EXCERPTED DATA
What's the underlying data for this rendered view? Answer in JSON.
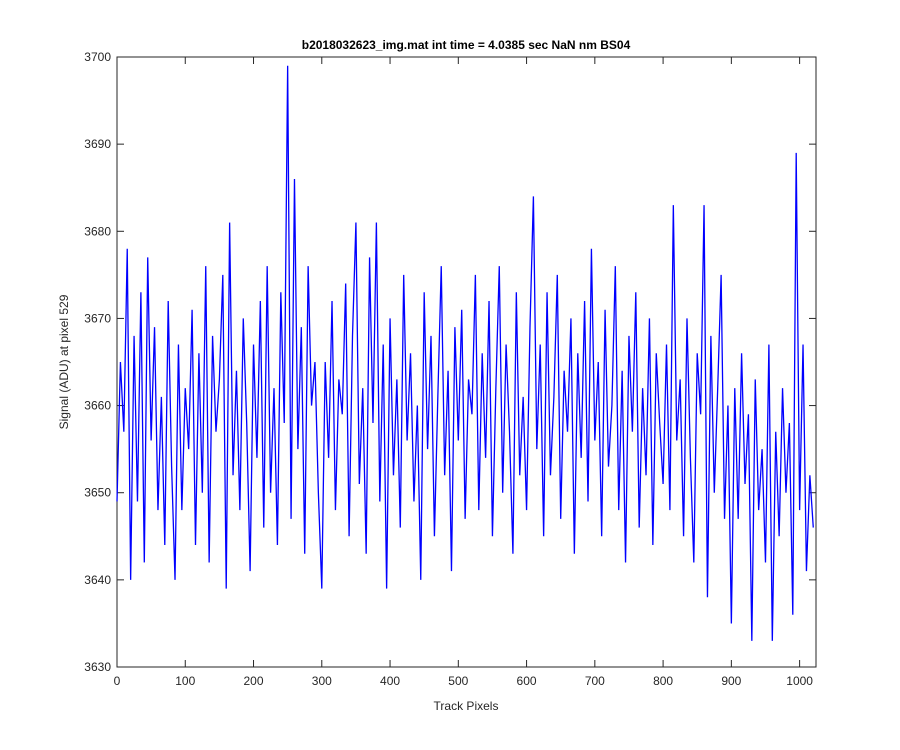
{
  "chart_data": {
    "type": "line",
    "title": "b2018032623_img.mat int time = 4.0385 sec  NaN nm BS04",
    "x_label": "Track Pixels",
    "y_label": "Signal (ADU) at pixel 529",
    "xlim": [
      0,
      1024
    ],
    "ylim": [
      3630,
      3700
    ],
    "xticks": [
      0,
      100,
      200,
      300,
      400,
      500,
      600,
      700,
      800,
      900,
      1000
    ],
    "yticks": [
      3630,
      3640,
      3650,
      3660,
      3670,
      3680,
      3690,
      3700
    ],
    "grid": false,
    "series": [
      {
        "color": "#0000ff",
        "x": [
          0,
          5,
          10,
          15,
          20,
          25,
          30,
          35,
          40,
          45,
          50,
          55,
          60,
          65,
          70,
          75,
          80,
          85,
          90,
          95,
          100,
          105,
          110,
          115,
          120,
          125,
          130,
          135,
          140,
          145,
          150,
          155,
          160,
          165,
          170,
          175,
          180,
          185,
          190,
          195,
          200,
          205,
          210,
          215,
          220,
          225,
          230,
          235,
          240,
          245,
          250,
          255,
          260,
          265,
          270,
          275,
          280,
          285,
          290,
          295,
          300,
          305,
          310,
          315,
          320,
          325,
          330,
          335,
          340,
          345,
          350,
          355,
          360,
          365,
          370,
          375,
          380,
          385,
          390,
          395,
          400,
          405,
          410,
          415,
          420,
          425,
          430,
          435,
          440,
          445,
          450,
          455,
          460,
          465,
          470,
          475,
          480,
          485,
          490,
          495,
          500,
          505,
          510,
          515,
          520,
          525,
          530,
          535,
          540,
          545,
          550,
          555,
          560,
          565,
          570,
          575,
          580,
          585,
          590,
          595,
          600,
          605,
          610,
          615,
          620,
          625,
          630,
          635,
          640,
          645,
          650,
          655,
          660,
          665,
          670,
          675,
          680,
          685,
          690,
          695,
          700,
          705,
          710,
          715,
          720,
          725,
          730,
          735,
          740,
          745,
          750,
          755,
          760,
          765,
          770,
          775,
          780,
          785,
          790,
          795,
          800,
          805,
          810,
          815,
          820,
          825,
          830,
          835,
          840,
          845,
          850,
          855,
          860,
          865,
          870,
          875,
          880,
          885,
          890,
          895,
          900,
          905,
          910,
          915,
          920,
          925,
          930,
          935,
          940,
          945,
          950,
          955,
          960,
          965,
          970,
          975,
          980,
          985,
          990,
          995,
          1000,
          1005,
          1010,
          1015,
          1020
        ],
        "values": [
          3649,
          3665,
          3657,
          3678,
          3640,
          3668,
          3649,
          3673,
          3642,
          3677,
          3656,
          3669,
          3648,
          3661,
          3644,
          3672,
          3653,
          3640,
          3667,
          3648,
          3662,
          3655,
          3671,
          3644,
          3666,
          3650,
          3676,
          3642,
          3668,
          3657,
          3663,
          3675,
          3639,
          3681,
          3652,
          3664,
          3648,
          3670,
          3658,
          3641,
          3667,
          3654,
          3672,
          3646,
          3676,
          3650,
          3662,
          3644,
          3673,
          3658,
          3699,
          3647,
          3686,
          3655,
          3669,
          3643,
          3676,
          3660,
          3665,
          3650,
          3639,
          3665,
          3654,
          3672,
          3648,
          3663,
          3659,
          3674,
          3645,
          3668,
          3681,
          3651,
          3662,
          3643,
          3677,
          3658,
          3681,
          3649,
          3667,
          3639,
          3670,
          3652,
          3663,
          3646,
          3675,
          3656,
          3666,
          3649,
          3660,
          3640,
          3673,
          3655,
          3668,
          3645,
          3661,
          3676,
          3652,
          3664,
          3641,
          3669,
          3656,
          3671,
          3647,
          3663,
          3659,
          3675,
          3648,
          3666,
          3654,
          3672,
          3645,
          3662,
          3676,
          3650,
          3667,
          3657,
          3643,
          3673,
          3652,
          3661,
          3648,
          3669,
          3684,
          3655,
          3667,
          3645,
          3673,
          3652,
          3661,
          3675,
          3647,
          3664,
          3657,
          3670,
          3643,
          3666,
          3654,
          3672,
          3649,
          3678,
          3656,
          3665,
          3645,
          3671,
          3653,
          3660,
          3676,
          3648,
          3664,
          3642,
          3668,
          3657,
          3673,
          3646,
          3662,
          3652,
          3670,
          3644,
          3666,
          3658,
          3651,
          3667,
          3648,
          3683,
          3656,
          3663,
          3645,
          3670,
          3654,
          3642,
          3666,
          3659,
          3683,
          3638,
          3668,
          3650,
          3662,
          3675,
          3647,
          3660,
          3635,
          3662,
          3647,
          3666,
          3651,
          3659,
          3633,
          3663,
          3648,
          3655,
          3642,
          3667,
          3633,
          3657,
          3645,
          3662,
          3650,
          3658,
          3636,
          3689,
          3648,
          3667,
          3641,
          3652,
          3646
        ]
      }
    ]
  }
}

* * *

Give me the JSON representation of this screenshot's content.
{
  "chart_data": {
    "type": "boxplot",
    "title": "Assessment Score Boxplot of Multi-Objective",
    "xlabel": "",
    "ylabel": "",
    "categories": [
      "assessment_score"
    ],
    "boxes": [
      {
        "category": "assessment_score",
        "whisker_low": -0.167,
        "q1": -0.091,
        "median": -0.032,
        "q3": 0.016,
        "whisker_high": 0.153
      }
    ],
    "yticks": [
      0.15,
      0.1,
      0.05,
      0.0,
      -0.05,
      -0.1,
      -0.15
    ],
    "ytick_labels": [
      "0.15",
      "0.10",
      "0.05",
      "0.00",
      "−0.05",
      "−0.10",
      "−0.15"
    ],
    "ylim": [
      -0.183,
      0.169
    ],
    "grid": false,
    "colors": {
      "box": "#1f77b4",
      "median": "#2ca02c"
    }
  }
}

WHAT IS EXPECTED
Copy whichever lines in the listing above contain the word "this".

TASK RESPONSE
What's the underlying data for this rendered view? Answer in JSON.
Give me the JSON representation of this screenshot's content.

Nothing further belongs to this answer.